> [PROBLEM REQUIREMENTS]:
Copy word for word the lines in the records below, starting at the line with "Output a JSON" and ending at the line with "What data populates". Skip the pictures.

> [STORED RECORDS]:
────────────────────

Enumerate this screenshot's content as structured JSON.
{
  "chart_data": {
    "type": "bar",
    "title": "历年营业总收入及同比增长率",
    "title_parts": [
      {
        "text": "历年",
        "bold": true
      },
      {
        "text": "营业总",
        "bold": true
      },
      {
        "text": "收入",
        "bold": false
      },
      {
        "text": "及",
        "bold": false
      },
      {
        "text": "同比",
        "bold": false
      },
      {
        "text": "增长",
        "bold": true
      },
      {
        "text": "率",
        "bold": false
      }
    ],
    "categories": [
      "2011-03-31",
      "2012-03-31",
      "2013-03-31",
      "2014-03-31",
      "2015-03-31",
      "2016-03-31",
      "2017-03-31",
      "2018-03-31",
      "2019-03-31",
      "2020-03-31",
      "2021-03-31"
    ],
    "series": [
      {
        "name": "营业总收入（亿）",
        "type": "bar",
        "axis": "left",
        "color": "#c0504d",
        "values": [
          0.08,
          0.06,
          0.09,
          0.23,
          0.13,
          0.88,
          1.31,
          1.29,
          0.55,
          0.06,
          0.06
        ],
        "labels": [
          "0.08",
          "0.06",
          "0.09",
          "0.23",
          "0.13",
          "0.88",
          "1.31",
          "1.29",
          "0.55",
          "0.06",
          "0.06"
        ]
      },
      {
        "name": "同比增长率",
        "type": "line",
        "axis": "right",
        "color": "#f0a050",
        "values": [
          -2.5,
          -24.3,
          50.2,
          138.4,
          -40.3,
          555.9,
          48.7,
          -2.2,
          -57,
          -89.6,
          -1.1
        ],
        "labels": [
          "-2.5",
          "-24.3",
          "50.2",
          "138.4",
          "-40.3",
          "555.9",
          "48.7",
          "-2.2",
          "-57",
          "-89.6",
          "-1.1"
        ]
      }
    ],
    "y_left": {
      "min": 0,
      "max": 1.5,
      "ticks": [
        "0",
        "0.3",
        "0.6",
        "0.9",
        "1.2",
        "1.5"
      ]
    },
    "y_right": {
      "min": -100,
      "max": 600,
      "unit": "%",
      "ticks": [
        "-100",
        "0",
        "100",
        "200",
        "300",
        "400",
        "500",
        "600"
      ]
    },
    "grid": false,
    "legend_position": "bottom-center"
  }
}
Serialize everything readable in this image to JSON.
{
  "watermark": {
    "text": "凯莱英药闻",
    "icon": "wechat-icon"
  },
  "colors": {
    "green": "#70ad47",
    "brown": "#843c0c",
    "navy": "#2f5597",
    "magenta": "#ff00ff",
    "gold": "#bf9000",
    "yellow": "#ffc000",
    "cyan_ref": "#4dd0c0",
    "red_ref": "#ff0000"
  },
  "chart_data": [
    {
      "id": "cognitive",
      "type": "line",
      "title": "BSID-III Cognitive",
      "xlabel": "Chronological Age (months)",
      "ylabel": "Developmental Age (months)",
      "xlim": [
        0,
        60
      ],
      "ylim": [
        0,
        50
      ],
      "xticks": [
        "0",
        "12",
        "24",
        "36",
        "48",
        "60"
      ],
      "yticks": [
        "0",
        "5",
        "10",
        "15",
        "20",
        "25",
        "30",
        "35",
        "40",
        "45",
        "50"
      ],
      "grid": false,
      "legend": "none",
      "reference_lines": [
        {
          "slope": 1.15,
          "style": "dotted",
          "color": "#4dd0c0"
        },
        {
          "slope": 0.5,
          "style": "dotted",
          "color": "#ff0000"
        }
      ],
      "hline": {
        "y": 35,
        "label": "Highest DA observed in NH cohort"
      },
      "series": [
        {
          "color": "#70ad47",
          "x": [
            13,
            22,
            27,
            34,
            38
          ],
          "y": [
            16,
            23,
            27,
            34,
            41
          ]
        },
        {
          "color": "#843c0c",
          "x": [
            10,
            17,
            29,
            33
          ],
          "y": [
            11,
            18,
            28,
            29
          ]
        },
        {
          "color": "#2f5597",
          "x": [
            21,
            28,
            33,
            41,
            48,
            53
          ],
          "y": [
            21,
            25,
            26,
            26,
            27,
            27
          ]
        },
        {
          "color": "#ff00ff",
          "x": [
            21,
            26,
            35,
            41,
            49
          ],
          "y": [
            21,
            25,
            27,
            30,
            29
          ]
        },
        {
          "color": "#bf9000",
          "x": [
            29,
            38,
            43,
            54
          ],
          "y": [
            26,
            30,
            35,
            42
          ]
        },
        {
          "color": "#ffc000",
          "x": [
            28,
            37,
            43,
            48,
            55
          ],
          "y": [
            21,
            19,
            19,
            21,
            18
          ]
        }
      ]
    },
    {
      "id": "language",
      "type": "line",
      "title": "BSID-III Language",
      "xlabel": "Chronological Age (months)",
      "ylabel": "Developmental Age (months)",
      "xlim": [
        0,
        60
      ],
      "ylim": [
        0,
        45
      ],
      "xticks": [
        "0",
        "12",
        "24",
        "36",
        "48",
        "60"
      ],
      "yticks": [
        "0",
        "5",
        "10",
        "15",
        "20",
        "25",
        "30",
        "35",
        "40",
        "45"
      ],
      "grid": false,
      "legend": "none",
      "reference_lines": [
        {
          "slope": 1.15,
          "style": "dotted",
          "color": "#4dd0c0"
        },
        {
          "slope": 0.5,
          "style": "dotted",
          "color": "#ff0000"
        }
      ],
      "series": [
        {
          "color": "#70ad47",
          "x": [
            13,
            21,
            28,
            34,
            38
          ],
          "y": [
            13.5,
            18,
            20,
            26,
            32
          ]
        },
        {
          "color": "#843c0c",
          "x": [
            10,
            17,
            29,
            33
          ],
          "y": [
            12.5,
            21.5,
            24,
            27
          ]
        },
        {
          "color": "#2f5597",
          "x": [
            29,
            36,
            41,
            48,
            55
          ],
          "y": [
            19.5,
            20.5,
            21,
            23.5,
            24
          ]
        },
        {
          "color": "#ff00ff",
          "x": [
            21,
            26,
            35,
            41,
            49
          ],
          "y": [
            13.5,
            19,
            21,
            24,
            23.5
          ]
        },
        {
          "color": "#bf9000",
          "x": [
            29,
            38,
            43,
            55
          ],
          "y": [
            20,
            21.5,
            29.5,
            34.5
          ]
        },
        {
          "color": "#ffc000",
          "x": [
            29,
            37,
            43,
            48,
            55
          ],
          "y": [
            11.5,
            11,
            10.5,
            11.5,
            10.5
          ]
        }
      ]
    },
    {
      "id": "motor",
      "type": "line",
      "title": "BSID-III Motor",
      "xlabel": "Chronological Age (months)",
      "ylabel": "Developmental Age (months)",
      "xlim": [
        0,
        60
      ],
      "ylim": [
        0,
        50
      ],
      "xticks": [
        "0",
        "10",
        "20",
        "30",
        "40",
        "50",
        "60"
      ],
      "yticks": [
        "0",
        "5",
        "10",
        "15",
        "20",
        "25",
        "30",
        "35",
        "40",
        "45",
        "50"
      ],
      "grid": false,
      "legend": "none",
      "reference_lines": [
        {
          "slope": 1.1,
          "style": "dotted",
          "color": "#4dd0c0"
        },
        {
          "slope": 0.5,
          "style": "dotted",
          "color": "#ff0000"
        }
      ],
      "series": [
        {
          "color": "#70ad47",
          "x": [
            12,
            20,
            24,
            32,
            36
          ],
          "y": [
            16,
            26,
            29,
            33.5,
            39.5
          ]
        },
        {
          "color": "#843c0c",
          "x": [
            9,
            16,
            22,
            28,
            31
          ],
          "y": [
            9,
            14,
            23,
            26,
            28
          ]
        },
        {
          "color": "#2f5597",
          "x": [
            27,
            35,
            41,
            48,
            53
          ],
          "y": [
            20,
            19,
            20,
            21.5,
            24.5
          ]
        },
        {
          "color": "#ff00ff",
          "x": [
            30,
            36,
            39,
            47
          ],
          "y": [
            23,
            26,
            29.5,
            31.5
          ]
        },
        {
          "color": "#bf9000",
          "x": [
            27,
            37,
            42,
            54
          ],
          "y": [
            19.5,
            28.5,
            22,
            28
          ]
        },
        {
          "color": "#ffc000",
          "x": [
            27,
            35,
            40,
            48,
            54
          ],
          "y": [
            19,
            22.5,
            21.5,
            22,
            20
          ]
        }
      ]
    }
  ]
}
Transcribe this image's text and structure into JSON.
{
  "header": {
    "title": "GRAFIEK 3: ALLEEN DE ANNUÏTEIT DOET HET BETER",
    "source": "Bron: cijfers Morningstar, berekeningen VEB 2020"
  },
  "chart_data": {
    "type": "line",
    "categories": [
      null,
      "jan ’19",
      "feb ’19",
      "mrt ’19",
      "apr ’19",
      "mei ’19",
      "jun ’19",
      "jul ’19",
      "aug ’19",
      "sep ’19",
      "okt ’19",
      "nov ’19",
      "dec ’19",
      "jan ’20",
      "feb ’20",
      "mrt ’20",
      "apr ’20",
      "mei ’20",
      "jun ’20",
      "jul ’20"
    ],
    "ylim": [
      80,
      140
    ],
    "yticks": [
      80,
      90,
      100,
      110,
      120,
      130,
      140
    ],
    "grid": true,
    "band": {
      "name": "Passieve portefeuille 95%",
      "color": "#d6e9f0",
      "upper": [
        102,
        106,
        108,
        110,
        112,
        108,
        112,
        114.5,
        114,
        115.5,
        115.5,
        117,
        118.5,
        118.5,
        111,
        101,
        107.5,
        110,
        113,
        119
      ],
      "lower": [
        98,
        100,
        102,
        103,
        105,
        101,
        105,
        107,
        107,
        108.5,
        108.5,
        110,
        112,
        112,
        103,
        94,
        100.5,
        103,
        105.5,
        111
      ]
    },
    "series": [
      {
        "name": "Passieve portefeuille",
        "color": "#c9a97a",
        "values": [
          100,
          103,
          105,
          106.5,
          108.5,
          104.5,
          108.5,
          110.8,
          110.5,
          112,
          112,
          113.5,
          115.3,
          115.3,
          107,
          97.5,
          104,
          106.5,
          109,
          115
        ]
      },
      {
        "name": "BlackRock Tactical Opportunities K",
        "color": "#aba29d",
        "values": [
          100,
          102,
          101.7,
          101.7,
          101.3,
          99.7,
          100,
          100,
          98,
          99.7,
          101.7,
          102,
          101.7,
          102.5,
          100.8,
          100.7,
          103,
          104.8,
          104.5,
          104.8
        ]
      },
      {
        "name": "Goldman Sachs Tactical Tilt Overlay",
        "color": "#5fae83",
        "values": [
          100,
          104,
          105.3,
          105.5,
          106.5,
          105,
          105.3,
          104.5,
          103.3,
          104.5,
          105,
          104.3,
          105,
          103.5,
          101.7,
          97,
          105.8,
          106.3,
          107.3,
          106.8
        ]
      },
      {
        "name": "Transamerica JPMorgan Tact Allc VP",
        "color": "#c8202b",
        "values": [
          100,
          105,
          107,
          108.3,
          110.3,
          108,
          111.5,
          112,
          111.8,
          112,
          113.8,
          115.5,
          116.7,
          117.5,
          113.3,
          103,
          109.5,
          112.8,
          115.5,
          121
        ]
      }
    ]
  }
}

────────────────────

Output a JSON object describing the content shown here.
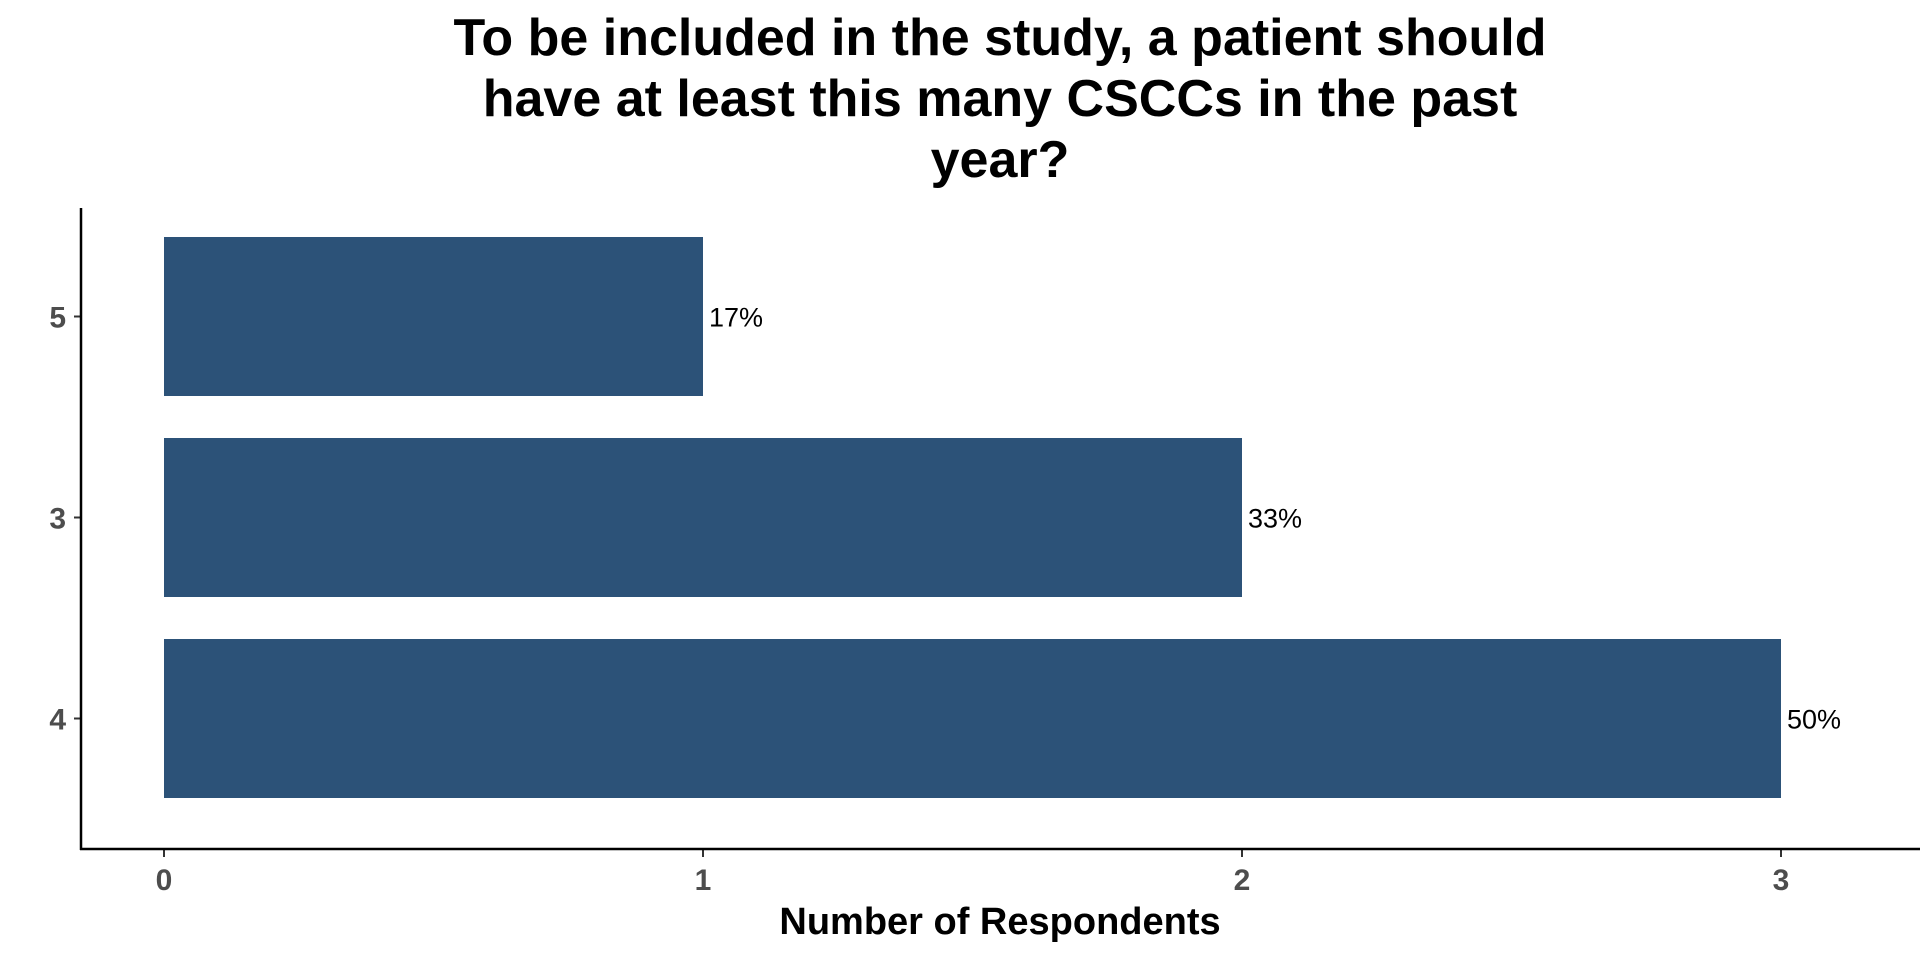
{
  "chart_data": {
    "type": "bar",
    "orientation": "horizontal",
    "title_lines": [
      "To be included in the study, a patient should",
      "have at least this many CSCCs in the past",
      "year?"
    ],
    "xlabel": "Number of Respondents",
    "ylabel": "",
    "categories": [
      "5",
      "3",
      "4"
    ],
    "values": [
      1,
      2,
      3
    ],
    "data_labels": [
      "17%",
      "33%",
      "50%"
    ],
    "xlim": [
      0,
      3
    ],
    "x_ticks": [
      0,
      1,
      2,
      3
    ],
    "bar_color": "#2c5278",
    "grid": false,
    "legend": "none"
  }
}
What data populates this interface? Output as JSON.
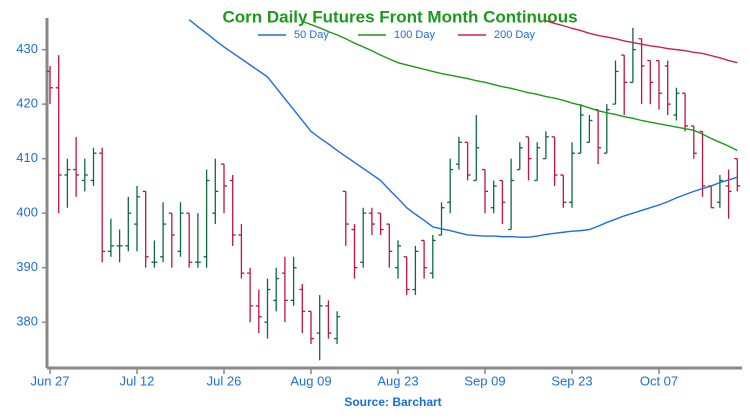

────────────────────

> [RESULT OF THE TASK]:
Output a JSON object describing the content shown here.
{
  "chart_data": {
    "type": "bar",
    "orientation": "horizontal",
    "title_lines": [
      "To be included in the study, a patient should",
      "have at least this many CSCCs in the past",
      "year?"
    ],
    "xlabel": "Number of Respondents",
    "ylabel": "",
    "categories": [
      "5",
      "3",
      "4"
    ],
    "values": [
      1,
      2,
      3
    ],
    "data_labels": [
      "17%",
      "33%",
      "50%"
    ],
    "xlim": [
      0,
      3
    ],
    "x_ticks": [
      0,
      1,
      2,
      3
    ],
    "bar_color": "#2c5278",
    "grid": false,
    "legend": "none"
  }
}
What data populates this interface? Output as JSON.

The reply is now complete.